TO DO
Copy out all the lines where "Horizonte" shows up.

***** GIVEN RECORDS

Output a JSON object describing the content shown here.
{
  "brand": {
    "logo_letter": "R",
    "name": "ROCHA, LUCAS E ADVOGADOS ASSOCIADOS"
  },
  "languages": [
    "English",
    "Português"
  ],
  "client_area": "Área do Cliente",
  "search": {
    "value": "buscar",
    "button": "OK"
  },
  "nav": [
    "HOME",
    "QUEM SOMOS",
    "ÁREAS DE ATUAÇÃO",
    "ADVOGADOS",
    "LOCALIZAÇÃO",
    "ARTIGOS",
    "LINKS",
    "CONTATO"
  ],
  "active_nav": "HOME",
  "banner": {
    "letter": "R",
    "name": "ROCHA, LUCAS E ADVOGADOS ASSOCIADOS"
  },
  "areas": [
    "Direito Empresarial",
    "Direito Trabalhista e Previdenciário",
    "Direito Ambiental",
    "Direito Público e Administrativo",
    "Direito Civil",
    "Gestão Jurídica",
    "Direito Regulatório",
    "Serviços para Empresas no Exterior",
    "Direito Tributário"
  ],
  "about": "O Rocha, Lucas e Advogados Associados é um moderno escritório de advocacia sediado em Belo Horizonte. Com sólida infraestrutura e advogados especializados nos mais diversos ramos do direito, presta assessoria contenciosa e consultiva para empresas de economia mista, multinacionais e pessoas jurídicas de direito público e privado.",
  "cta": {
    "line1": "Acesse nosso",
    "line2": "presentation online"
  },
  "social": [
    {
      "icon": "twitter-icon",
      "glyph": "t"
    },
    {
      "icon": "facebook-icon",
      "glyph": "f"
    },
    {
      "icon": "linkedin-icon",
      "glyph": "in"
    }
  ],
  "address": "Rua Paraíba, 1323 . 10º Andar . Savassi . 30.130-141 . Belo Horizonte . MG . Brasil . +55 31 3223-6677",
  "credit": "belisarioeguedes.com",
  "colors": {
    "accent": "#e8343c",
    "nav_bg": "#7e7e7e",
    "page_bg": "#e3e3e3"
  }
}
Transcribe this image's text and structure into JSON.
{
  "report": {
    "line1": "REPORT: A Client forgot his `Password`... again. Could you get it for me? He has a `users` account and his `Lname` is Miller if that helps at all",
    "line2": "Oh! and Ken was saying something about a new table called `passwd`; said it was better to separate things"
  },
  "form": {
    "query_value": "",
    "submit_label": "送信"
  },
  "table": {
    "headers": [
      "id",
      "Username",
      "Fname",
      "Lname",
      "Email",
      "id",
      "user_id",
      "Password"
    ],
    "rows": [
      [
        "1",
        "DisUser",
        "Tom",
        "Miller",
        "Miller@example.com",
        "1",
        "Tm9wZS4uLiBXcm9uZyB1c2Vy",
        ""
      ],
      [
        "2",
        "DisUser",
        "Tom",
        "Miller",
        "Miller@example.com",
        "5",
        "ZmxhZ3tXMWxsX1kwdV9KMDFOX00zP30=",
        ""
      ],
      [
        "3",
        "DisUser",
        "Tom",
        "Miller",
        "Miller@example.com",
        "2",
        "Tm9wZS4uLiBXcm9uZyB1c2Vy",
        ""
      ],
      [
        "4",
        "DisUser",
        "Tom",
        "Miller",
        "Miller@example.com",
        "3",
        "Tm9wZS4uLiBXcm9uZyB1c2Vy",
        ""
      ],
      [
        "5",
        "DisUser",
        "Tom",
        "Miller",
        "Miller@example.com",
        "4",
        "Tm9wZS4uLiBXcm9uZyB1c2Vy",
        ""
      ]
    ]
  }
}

**********

TASK OUTPUT
  "about": "O Rocha, Lucas e Advogados Associados é um moderno escritório de advocacia sediado em Belo Horizonte. Com sólida infraestrutura e advogados especializados nos mais diversos ramos do direito, presta assessoria contenciosa e consultiva para empresas de economia mista, multinacionais e pessoas jurídicas de direito público e privado.",
  "address": "Rua Paraíba, 1323 . 10º Andar . Savassi . 30.130-141 . Belo Horizonte . MG . Brasil . +55 31 3223-6677",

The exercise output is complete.